REQUEST:
Render every line of the listing below as a Markdown table with the columns "Row" and "Listing line". Number the rows in order and leave out any blank lines.

MATERIAL SUPPLIED:
* * *
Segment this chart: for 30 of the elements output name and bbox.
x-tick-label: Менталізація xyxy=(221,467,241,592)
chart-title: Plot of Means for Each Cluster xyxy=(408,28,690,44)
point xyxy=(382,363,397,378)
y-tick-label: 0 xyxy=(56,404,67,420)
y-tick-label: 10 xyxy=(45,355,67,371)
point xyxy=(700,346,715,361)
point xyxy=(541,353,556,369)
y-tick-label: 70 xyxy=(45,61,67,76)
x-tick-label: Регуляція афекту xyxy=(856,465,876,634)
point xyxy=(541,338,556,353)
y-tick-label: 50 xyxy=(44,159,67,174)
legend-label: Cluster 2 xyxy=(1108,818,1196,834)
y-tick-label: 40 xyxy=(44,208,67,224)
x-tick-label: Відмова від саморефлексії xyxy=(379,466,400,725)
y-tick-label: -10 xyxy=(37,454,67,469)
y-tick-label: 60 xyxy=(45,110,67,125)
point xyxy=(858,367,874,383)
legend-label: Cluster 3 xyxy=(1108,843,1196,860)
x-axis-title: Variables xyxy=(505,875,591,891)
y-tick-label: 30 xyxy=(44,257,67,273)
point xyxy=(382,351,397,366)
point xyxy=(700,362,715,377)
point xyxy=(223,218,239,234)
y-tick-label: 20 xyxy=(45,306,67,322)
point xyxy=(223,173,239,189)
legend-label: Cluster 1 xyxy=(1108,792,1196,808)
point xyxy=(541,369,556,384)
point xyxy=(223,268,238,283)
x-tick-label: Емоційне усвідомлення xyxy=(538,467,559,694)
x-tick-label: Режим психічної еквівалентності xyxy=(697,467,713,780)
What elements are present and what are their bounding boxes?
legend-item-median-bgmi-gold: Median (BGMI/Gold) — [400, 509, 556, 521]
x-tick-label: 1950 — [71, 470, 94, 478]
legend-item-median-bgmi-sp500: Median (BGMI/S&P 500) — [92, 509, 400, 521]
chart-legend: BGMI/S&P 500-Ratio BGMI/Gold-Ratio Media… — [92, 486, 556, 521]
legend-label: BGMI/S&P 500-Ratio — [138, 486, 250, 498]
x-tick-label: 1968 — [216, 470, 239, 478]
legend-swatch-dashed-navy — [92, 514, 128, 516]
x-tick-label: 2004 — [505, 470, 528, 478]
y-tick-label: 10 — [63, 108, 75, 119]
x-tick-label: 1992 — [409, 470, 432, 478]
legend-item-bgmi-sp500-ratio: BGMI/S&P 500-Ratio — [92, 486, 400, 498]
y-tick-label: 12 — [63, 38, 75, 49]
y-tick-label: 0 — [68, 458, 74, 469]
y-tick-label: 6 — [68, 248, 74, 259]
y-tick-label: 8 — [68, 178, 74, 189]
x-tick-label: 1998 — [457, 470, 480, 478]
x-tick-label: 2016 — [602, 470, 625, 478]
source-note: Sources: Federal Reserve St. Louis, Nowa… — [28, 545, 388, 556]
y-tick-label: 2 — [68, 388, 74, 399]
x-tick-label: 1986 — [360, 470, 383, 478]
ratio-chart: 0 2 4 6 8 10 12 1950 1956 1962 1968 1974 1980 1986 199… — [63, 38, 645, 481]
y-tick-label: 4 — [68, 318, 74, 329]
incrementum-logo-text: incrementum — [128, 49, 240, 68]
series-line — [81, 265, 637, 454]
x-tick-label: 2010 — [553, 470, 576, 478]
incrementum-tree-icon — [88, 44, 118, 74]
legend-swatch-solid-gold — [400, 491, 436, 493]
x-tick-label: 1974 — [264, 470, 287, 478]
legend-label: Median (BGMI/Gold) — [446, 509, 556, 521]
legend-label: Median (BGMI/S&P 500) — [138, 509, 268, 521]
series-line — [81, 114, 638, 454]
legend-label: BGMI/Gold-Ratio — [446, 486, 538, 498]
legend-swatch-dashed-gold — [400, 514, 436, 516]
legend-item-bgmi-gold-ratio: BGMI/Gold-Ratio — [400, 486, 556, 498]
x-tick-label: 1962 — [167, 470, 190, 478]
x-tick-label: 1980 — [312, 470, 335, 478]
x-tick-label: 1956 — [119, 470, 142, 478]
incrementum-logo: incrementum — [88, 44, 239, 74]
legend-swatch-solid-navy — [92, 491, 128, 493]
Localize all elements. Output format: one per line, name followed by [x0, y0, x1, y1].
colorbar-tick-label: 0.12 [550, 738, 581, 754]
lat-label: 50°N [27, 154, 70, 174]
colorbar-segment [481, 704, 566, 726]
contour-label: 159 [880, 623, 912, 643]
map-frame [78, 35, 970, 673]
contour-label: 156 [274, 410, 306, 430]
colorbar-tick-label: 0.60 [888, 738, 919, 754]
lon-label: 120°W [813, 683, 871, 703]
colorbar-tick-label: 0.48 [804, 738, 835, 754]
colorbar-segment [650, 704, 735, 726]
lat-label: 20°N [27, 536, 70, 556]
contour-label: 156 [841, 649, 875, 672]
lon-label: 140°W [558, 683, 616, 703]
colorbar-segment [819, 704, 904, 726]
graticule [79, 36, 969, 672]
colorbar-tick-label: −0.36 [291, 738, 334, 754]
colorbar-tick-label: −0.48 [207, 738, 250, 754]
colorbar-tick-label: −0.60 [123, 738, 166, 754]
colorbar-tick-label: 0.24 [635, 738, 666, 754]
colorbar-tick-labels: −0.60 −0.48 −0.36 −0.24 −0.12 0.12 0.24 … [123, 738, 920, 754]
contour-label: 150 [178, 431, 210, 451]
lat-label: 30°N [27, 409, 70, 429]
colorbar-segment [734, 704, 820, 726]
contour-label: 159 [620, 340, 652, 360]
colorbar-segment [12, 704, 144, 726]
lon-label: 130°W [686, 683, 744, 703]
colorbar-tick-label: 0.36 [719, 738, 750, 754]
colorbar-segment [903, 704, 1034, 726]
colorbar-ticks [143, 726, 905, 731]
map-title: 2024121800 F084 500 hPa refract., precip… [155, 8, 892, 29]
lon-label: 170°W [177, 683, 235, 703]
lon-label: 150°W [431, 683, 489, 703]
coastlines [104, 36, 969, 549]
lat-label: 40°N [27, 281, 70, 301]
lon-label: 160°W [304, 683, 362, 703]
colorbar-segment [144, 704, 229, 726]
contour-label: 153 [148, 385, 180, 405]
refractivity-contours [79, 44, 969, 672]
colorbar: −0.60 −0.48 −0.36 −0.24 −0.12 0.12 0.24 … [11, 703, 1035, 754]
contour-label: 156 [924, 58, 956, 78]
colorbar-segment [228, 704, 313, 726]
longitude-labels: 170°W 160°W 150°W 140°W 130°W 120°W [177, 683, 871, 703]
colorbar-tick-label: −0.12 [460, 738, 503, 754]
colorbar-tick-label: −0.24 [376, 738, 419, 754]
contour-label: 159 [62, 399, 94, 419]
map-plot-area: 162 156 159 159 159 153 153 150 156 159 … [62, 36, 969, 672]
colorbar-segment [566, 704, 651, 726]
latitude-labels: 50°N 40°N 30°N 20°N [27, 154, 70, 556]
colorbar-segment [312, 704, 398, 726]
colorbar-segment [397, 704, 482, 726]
* * *
TASK OUTPUT:
| Row | Listing line |
|---|---|
| 1 | Segment this chart: for 30 of the elements output name and bbox. |
| 2 | x-tick-label: Менталізація xyxy=(221,467,241,592) |
| 3 | chart-title: Plot of Means for Each Cluster xyxy=(408,28,690,44) |
| 4 | point xyxy=(382,363,397,378) |
| 5 | y-tick-label: 0 xyxy=(56,404,67,420) |
| 6 | y-tick-label: 10 xyxy=(45,355,67,371) |
| 7 | point xyxy=(700,346,715,361) |
| 8 | point xyxy=(541,353,556,369) |
| 9 | y-tick-label: 70 xyxy=(45,61,67,76) |
| 10 | x-tick-label: Регуляція афекту xyxy=(856,465,876,634) |
| 11 | point xyxy=(541,338,556,353) |
| 12 | y-tick-label: 50 xyxy=(44,159,67,174) |
| 13 | legend-label: Cluster 2 xyxy=(1108,818,1196,834) |
| 14 | y-tick-label: 40 xyxy=(44,208,67,224) |
| 15 | x-tick-label: Відмова від саморефлексії xyxy=(379,466,400,725) |
| 16 | y-tick-label: -10 xyxy=(37,454,67,469) |
| 17 | y-tick-label: 60 xyxy=(45,110,67,125) |
| 18 | point xyxy=(858,367,874,383) |
| 19 | legend-label: Cluster 3 xyxy=(1108,843,1196,860) |
| 20 | x-axis-title: Variables xyxy=(505,875,591,891) |
| 21 | y-tick-label: 30 xyxy=(44,257,67,273) |
| 22 | point xyxy=(382,351,397,366) |
| 23 | point xyxy=(700,362,715,377) |
| 24 | point xyxy=(223,218,239,234) |
| 25 | y-tick-label: 20 xyxy=(45,306,67,322) |
| 26 | point xyxy=(223,173,239,189) |
| 27 | legend-label: Cluster 1 xyxy=(1108,792,1196,808) |
| 28 | point xyxy=(541,369,556,384) |
| 29 | point xyxy=(223,268,238,283) |
| 30 | x-tick-label: Емоційне усвідомлення xyxy=(538,467,559,694) |
| 31 | x-tick-label: Режим психічної еквівалентності xyxy=(697,467,713,780) |
| 32 | What elements are present and what are their bounding boxes? |
| 33 | legend-item-median-bgmi-gold: Median (BGMI/Gold) — [400, 509, 556, 521] |
| 34 | x-tick-label: 1950 — [71, 470, 94, 478] |
| 35 | legend-item-median-bgmi-sp500: Median (BGMI/S&P 500) — [92, 509, 400, 521] |
| 36 | chart-legend: BGMI/S&P 500-Ratio BGMI/Gold-Ratio Media… — [92, 486, 556, 521] |
| 37 | legend-label: BGMI/S&P 500-Ratio — [138, 486, 250, 498] |
| 38 | x-tick-label: 1968 — [216, 470, 239, 478] |
| 39 | legend-swatch-dashed-navy — [92, 514, 128, 516] |
| 40 | x-tick-label: 2004 — [505, 470, 528, 478] |
| 41 | y-tick-label: 10 — [63, 108, 75, 119] |
| 42 | x-tick-label: 1992 — [409, 470, 432, 478] |
| 43 | legend-item-bgmi-sp500-ratio: BGMI/S&P 500-Ratio — [92, 486, 400, 498] |
| 44 | y-tick-label: 12 — [63, 38, 75, 49] |
| 45 | y-tick-label: 0 — [68, 458, 74, 469] |
| 46 | y-tick-label: 6 — [68, 248, 74, 259] |
| 47 | y-tick-label: 8 — [68, 178, 74, 189] |
| 48 | x-tick-label: 1998 — [457, 470, 480, 478] |
| 49 | x-tick-label: 2016 — [602, 470, 625, 478] |
| 50 | source-note: Sources: Federal Reserve St. Louis, Nowa… — [28, 545, 388, 556] |
| 51 | y-tick-label: 2 — [68, 388, 74, 399] |
| 52 | x-tick-label: 1986 — [360, 470, 383, 478] |
| 53 | ratio-chart: 0 2 4 6 8 10 12 1950 1956 1962 1968 1974 1980 1986 199… — [63, 38, 645, 481] |
| 54 | y-tick-label: 4 — [68, 318, 74, 329] |
| 55 | incrementum-logo-text: incrementum — [128, 49, 240, 68] |
| 56 | series-line — [81, 265, 637, 454] |
| 57 | x-tick-label: 2010 — [553, 470, 576, 478] |
| 58 | incrementum-tree-icon — [88, 44, 118, 74] |
| 59 | legend-swatch-solid-gold — [400, 491, 436, 493] |
| 60 | x-tick-label: 1974 — [264, 470, 287, 478] |
| 61 | legend-label: Median (BGMI/Gold) — [446, 509, 556, 521] |
| 62 | legend-label: Median (BGMI/S&P 500) — [138, 509, 268, 521] |
| 63 | series-line — [81, 114, 638, 454] |
| 64 | legend-label: BGMI/Gold-Ratio — [446, 486, 538, 498] |
| 65 | legend-swatch-dashed-gold — [400, 514, 436, 516] |
| 66 | legend-item-bgmi-gold-ratio: BGMI/Gold-Ratio — [400, 486, 556, 498] |
| 67 | x-tick-label: 1962 — [167, 470, 190, 478] |
| 68 | x-tick-label: 1980 — [312, 470, 335, 478] |
| 69 | x-tick-label: 1956 — [119, 470, 142, 478] |
| 70 | incrementum-logo: incrementum — [88, 44, 239, 74] |
| 71 | legend-swatch-solid-navy — [92, 491, 128, 493] |
| 72 | Localize all elements. Output format: one per line, name followed by [x0, y0, x1, y1]. |
| 73 | colorbar-tick-label: 0.12 [550, 738, 581, 754] |
| 74 | lat-label: 50°N [27, 154, 70, 174] |
| 75 | colorbar-segment [481, 704, 566, 726] |
| 76 | contour-label: 159 [880, 623, 912, 643] |
| 77 | map-frame [78, 35, 970, 673] |
| 78 | contour-label: 156 [274, 410, 306, 430] |
| 79 | colorbar-tick-label: 0.60 [888, 738, 919, 754] |
| 80 | lon-label: 120°W [813, 683, 871, 703] |
| 81 | colorbar-tick-label: 0.48 [804, 738, 835, 754] |
| 82 | colorbar-segment [650, 704, 735, 726] |
| 83 | lat-label: 20°N [27, 536, 70, 556] |
| 84 | contour-label: 156 [841, 649, 875, 672] |
| 85 | lon-label: 140°W [558, 683, 616, 703] |
| 86 | colorbar-segment [819, 704, 904, 726] |
| 87 | graticule [79, 36, 969, 672] |
| 88 | colorbar-tick-label: −0.36 [291, 738, 334, 754] |
| 89 | colorbar-tick-label: −0.48 [207, 738, 250, 754] |
| 90 | colorbar-tick-label: −0.60 [123, 738, 166, 754] |
| 91 | colorbar-tick-label: 0.24 [635, 738, 666, 754] |
| 92 | colorbar-tick-labels: −0.60 −0.48 −0.36 −0.24 −0.12 0.12 0.24 … [123, 738, 920, 754] |
| 93 | contour-label: 150 [178, 431, 210, 451] |
| 94 | lat-label: 30°N [27, 409, 70, 429] |
| 95 | colorbar-segment [734, 704, 820, 726] |
| 96 | contour-label: 159 [620, 340, 652, 360] |
| 97 | colorbar-segment [12, 704, 144, 726] |
| 98 | lon-label: 130°W [686, 683, 744, 703] |
| 99 | colorbar-tick-label: 0.36 [719, 738, 750, 754] |
| 100 | colorbar-segment [903, 704, 1034, 726] |
| 101 | colorbar-ticks [143, 726, 905, 731] |
| 102 | map-title: 2024121800 F084 500 hPa refract., precip… [155, 8, 892, 29] |
| 103 | lon-label: 170°W [177, 683, 235, 703] |
| 104 | lon-label: 150°W [431, 683, 489, 703] |
| 105 | coastlines [104, 36, 969, 549] |
| 106 | lat-label: 40°N [27, 281, 70, 301] |
| 107 | lon-label: 160°W [304, 683, 362, 703] |
| 108 | colorbar-segment [144, 704, 229, 726] |
| 109 | contour-label: 153 [148, 385, 180, 405] |
| 110 | refractivity-contours [79, 44, 969, 672] |
| 111 | colorbar: −0.60 −0.48 −0.36 −0.24 −0.12 0.12 0.24 … [11, 703, 1035, 754] |
| 112 | contour-label: 156 [924, 58, 956, 78] |
| 113 | colorbar-segment [228, 704, 313, 726] |
| 114 | longitude-labels: 170°W 160°W 150°W 140°W 130°W 120°W [177, 683, 871, 703] |
| 115 | colorbar-tick-label: −0.12 [460, 738, 503, 754] |
| 116 | colorbar-tick-label: −0.24 [376, 738, 419, 754] |
| 117 | contour-label: 159 [62, 399, 94, 419] |
| 118 | map-plot-area: 162 156 159 159 159 153 153 150 156 159 … [62, 36, 969, 672] |
| 119 | colorbar-segment [566, 704, 651, 726] |
| 120 | latitude-labels: 50°N 40°N 30°N 20°N [27, 154, 70, 556] |
| 121 | colorbar-segment [312, 704, 398, 726] |
| 122 | colorbar-segment [397, 704, 482, 726] |